Provided data.
* start *

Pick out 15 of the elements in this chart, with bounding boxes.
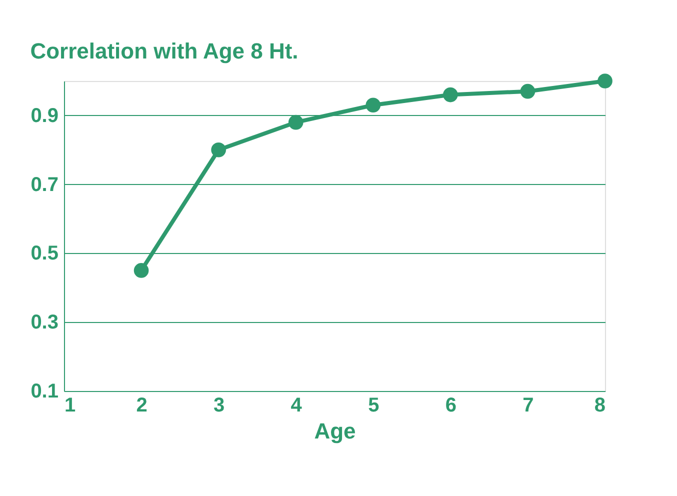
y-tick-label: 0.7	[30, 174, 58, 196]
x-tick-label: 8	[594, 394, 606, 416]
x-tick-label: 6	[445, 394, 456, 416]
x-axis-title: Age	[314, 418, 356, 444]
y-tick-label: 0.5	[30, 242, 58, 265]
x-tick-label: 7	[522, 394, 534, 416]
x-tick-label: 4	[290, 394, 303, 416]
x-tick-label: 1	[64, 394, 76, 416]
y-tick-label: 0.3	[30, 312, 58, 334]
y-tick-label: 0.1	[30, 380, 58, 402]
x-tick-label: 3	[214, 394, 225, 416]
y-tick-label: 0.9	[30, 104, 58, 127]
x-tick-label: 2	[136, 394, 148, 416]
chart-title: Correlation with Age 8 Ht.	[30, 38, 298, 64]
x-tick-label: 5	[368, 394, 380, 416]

* end *

Reproduce the lines above with each "x-tick-label" swapped for "x-axis-label" and everything else left untouched, omitting the pictures.

Full answer.
Pick out 15 of the elements in this chart, with bounding boxes.
y-tick-label: 0.7	[30, 174, 58, 196]
x-axis-label: 8	[594, 394, 606, 416]
x-axis-label: 6	[445, 394, 456, 416]
x-axis-title: Age	[314, 418, 356, 444]
y-tick-label: 0.5	[30, 242, 58, 265]
x-axis-label: 7	[522, 394, 534, 416]
x-axis-label: 4	[290, 394, 303, 416]
x-axis-label: 1	[64, 394, 76, 416]
y-tick-label: 0.3	[30, 312, 58, 334]
y-tick-label: 0.1	[30, 380, 58, 402]
x-axis-label: 3	[214, 394, 225, 416]
y-tick-label: 0.9	[30, 104, 58, 127]
x-axis-label: 2	[136, 394, 148, 416]
chart-title: Correlation with Age 8 Ht.	[30, 38, 298, 64]
x-axis-label: 5	[368, 394, 380, 416]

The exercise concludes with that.